SELECTED EXCERPT:
• • • •
By the most astounding of circumstances, the leaders of three neighboring countries became stranded on a desert island. It is here that they found a
tree granted, by yet even greater coincidence, three wishes. As civilized men do, they divided the wishes equally, one per person. The tree, impressed
with their peaceful settling of differences, granted them each the bonus wish of being set down safely within their own native country.
Leader X, being of a rather nationalistic bias, wished that his country surrounded by a wall such that none could pass through. The wish was granted;
earth and stone erupted to form an impassable mountain range that encircled his country. None would pass through it. Leader X contentedly returned to
his country.
Leader Y, being not nearly as creative as Leader X, but being just as opportunistic, and twice as nationalistic, declared his own wish for an even
stronger, taller wall, such that none could go around, over, or below it. The ground around the city reshaped as all the metal expanded and formed a
solid sphere around the city. Ecstatic that his people would never again fear any invasion, Leader Y returned to his country.
Leader Z, whom had been suggesting the previous wishes, was then asked what he wished for. To which, he wished that their countries be flooded to the
tops of their walls. Leader Z contently returned to his country only to find that the half that hadn’t been flooded had just been crushed under a
giant rolling metal sphere.
Soon America decides whether or not to build a wall around our border.
The problem with walls is that, in addition to keeping people out, they also keep people in. If you surround your country with walls you have, first
and foremost, created a cage the size of a country. Even though a wall may grant you absolute authority over who passes through your side of the wall,
you grant the same authority to your neighbor on the opposite side of it.
Now I’m sure in a place like this I don’t have to even begin to explain what sort of potential political problems and global tension it creates.
If you have taken the time to read this, then I will wager that you are at least vaguely familiar with the Berlin Wall and the Cold War it symbolized.
The Soviet Union and the United States were not enemies when the Berlin Wall went up. In fact, they were allies not on the best of terms during the
signing of Germany’s surrender at the end of World War II.
• • • •
STORED DATA:
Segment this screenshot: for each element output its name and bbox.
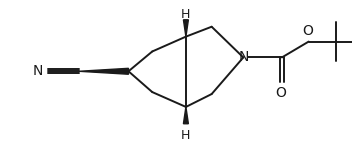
Text: O: O xyxy=(275,86,286,100)
Polygon shape xyxy=(183,20,188,37)
Polygon shape xyxy=(79,68,129,74)
Text: H: H xyxy=(181,129,190,142)
Text: N: N xyxy=(238,50,249,64)
Text: N: N xyxy=(33,64,43,78)
Text: O: O xyxy=(302,24,313,38)
Polygon shape xyxy=(183,107,188,124)
Text: H: H xyxy=(181,8,190,21)
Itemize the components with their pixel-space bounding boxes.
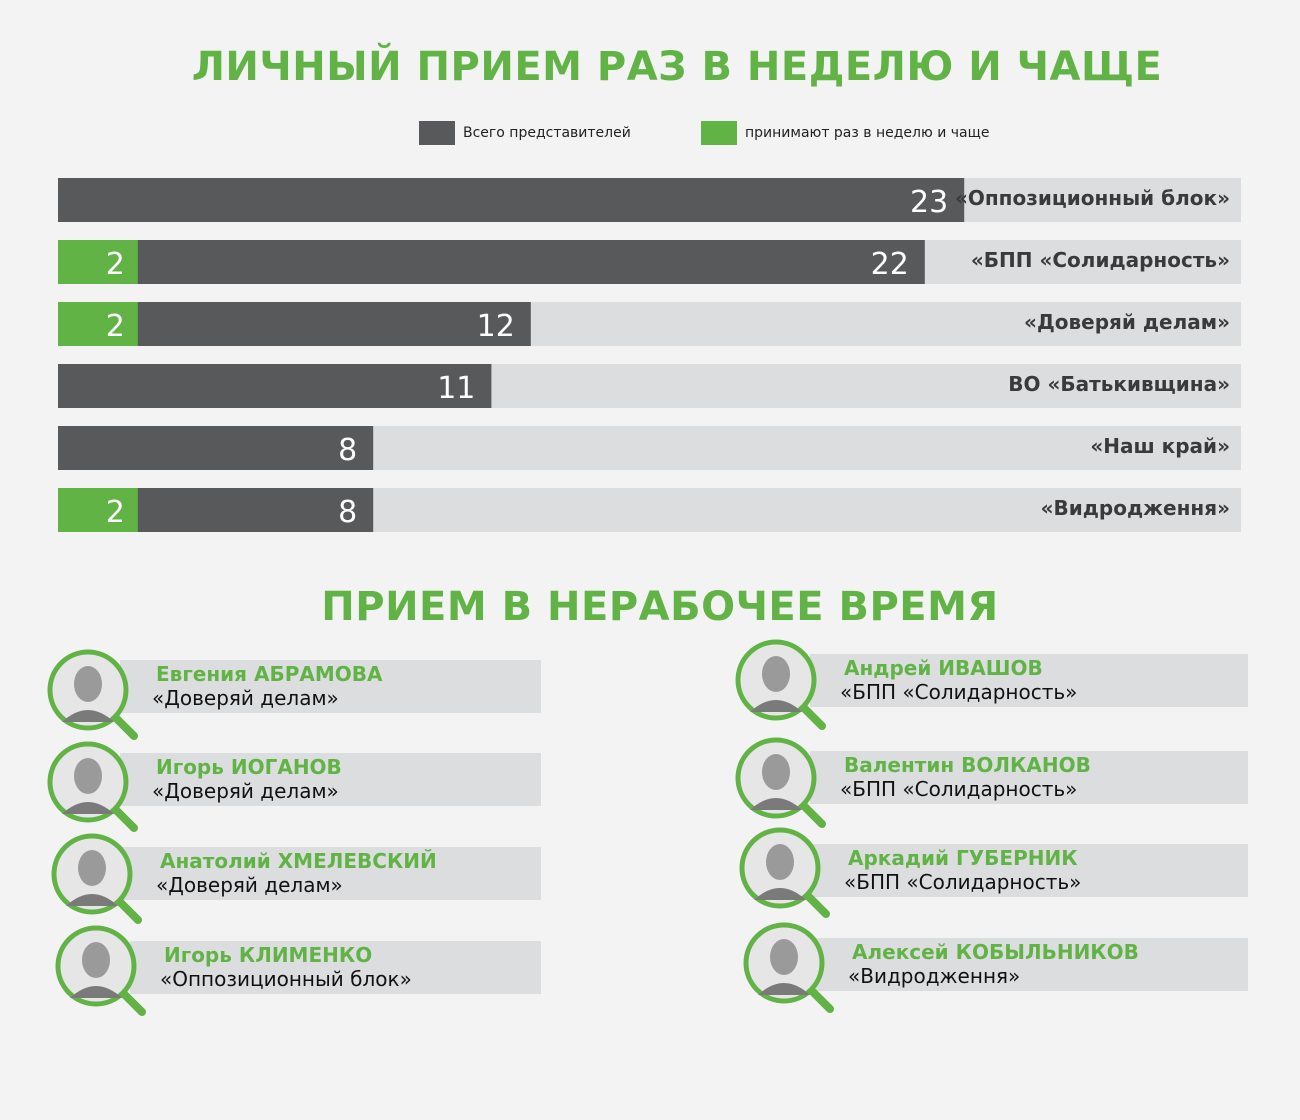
person-party: «Доверяй делам» [152, 686, 339, 710]
person-party: «Оппозиционный блок» [160, 967, 412, 991]
legend-swatch-weekly [701, 121, 737, 145]
person-name: Игорь ИОГАНОВ [156, 755, 342, 779]
bar-weekly-label: 2 [106, 309, 125, 344]
person-party: «Видродження» [848, 964, 1021, 988]
person-card: Валентин ВОЛКАНОВ «БПП «Солидарность» [0, 737, 1300, 828]
person-name: Валентин ВОЛКАНОВ [844, 753, 1091, 777]
bar-total-label: 22 [871, 247, 909, 282]
magnifier-avatar-icon [743, 922, 834, 1013]
person-name: Аркадий ГУБЕРНИК [848, 846, 1078, 870]
person-name: Евгения АБРАМОВА [156, 662, 383, 686]
person-party: «Доверяй делам» [156, 873, 343, 897]
bar-total-label: 8 [338, 495, 357, 530]
person-party: «Доверяй делам» [152, 779, 339, 803]
legend-item-weekly: принимают раз в неделю и чаще [701, 121, 989, 145]
section-title: ПРИЕМ В НЕРАБОЧЕЕ ВРЕМЯ [321, 584, 999, 630]
magnifier-avatar-icon [47, 741, 138, 832]
card-background [810, 654, 1248, 707]
person-name: Алексей КОБЫЛЬНИКОВ [852, 940, 1139, 964]
magnifier-avatar-icon [739, 827, 830, 918]
card-background [130, 941, 541, 994]
person-name: Игорь КЛИМЕНКО [164, 943, 373, 967]
legend-item-total: Всего представителей [419, 121, 631, 145]
bar-weekly [58, 302, 138, 346]
category-label: «БПП «Солидарность» [971, 248, 1230, 272]
card-background [810, 751, 1248, 804]
legend-label-total: Всего представителей [463, 125, 631, 141]
person-card: Алексей КОБЫЛЬНИКОВ «Видродження» [0, 922, 1300, 1013]
person-party: «БПП «Солидарность» [844, 870, 1082, 894]
bar-total [58, 240, 925, 284]
person-card: Анатолий ХМЕЛЕВСКИЙ «Доверяй делам» [0, 833, 1300, 924]
legend-label-weekly: принимают раз в неделю и чаще [745, 125, 990, 141]
person-party: «БПП «Солидарность» [840, 777, 1078, 801]
bar-weekly-label: 2 [106, 247, 125, 282]
category-label: ВО «Батькивщина» [1008, 372, 1230, 396]
card-background [816, 938, 1248, 991]
bar-total-label: 23 [910, 185, 948, 220]
magnifier-avatar-icon [51, 833, 142, 924]
category-label: «Наш край» [1090, 434, 1230, 458]
category-label: «Доверяй делам» [1024, 310, 1230, 334]
bar-total-label: 11 [437, 371, 475, 406]
chart-title: ЛИЧНЫЙ ПРИЕМ РАЗ В НЕДЕЛЮ И ЧАЩЕ [191, 44, 1163, 90]
person-party: «БПП «Солидарность» [840, 680, 1078, 704]
person-card: Игорь ИОГАНОВ «Доверяй делам» [0, 741, 1300, 832]
person-card: Евгения АБРАМОВА «Доверяй делам» [0, 649, 1300, 740]
bar-total [58, 426, 374, 470]
bar-total-label: 8 [338, 433, 357, 468]
bar-weekly [58, 488, 138, 532]
person-name: Анатолий ХМЕЛЕВСКИЙ [160, 849, 437, 873]
bar-weekly [58, 240, 138, 284]
bar-weekly-label: 2 [106, 495, 125, 530]
person-card: Андрей ИВАШОВ «БПП «Солидарность» [0, 639, 1300, 730]
card-background [810, 844, 1248, 897]
category-label: «Оппозиционный блок» [955, 186, 1230, 210]
magnifier-avatar-icon [47, 649, 138, 740]
person-card: Игорь КЛИМЕНКО «Оппозиционный блок» [0, 925, 1300, 1016]
person-name: Андрей ИВАШОВ [844, 656, 1043, 680]
magnifier-avatar-icon [735, 639, 826, 730]
bar-total [58, 178, 965, 222]
bar-chart: 23 «Оппозиционный блок»222 «БПП «Солидарно… [58, 178, 1241, 532]
bar-total-label: 12 [477, 309, 515, 344]
card-background [120, 847, 541, 900]
magnifier-avatar-icon [55, 925, 146, 1016]
card-background [120, 753, 541, 806]
person-card: Аркадий ГУБЕРНИК «БПП «Солидарность» [0, 827, 1300, 918]
magnifier-avatar-icon [735, 737, 826, 828]
bar-total [58, 364, 492, 408]
legend-swatch-total [419, 121, 455, 145]
category-label: «Видродження» [1041, 496, 1230, 520]
card-background [120, 660, 541, 713]
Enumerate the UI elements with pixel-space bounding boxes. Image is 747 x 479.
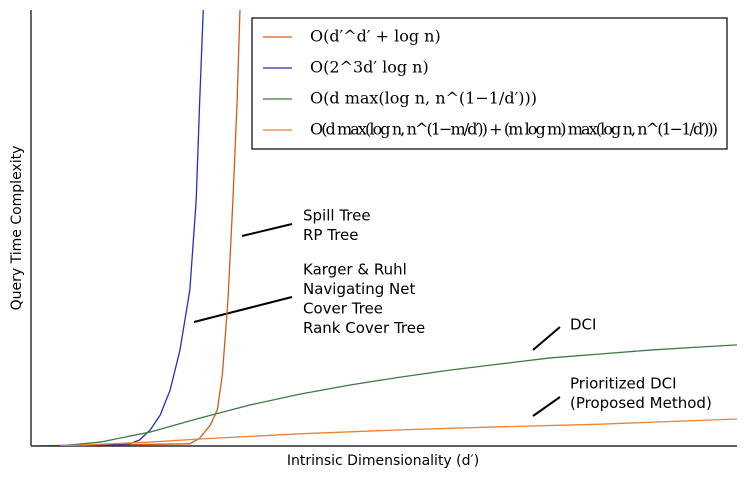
annotation: Rank Cover Tree: [303, 319, 425, 337]
x-axis-label: Intrinsic Dimensionality (d′): [287, 453, 479, 469]
series-line: [59, 418, 737, 446]
series-line: [31, 10, 241, 446]
annotation: Navigating Net: [303, 280, 415, 298]
plot-area: [31, 10, 737, 446]
pointer: [241, 223, 293, 237]
legend-label: O(2^3d′ log n): [310, 58, 429, 77]
series-line: [31, 10, 204, 446]
legend-label: O(d′^d′ + log n): [310, 27, 441, 46]
y-axis-label: Query Time Complexity: [9, 146, 25, 311]
annotation-pointers: [193, 223, 561, 417]
pointer: [193, 296, 293, 323]
annotation: Spill Tree: [303, 207, 371, 225]
legend-label: O(d max(log n, n^(1−m/d′)) + (m log m) m…: [310, 120, 718, 139]
legend: [251, 17, 728, 150]
annotation: Cover Tree: [303, 300, 383, 318]
series-line: [59, 344, 737, 446]
annotation: (Proposed Method): [570, 394, 712, 412]
annotation: Prioritized DCI: [570, 375, 677, 393]
annotation: RP Tree: [303, 226, 359, 244]
pointer: [532, 326, 561, 351]
annotation: DCI: [570, 316, 596, 334]
annotation: Karger & Ruhl: [303, 261, 407, 279]
legend-label: O(d max(log n, n^(1−1/d′))): [310, 89, 537, 108]
pointer: [532, 396, 561, 417]
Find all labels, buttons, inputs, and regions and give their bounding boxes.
• • • •
TASK INSTRUCTIONS:
• 1. From the listing, copy out the lines from the one containing "686, 339, 710]" through the one containing "person-name: Валентин ВОЛКАНОВ", both included.
• 2. Please continue the essay on border walls, starting after its last sentence.

ANSWERS PROVIDED:
• 1.
person-party: «Доверяй делам» [152, 686, 339, 710]
person-party: «Оппозиционный блок» [160, 967, 412, 991]
legend-swatch-weekly [701, 121, 737, 145]
person-name: Игорь ИОГАНОВ [156, 755, 342, 779]
bar-weekly-label: 2 [106, 309, 125, 344]
person-party: «Видродження» [848, 964, 1021, 988]
person-card: Валентин ВОЛКАНОВ «БПП «Солидарность» [0, 737, 1300, 828]
person-name: Валентин ВОЛКАНОВ [844, 753, 1091, 777]

• 2.
Early in the morning of Sunday, August 13, 1961, the GDR [ed. East Germany] began under the leadership of Erich Honecker to block off East Berlin and
the GDR from West Berlin by means of barbed wire and antitank obstacles. Streets were torn up, and barricades of paving stones were erected. Tanks
gathered at crucial places. The subway and local railway services between East and West Berlin were interrupted. Inhabitants of East Berlin and the
GDR were no longer allowed to enter West Berlin, amongst them 60,000 commuters who had worked in West Berlin so far. In the following days,
construction brigades began replacing the provisional barriers by a solid wall.
The reaction of the western allies was moderate, since the three essentials of the American policy regarding Berlin were not affected: presence of
allied troops, free access to Berlin and the right of self-determination of the West Berliners.
After 1961-08-23, citizens of West Berlin were no longer allowed to enter East Berlin. On 1961-09-20, the forced evacuation of houses situated
immediately at the border to West Berlin began. On 1962-08-17, Peter Fechter, an eighteen years old citizen of East Berlin, bled to death after he was
shot down by East Berlin border patrol in an attempt to escape over the wall.
On 1963-06-21, the Minister of National Defense of the GDR gave orders concerning the installation of a border area at the frontier between the GDR
and West Berlin. Afterwards inhabitants of East Berlin living within a distance of 100 m to the border had to register.
The GDR propaganda called the wall an "Anti-fascist protection wall".
Perhaps the history of a walled off America will not be so terrible. Perhaps we are more enlightened than our predecessors. We will have still built
for ourselves a cage through which we may only pass if both governments on either side decide to allow it. One loses the physical capability of
leaving or re-entering one’s own country without the express consent of both your own and a foreign government.
Forget for a moment the idea of keeping undesirables out of your country, and instead remember the amount of power that the citizens of both countries
will have just given up.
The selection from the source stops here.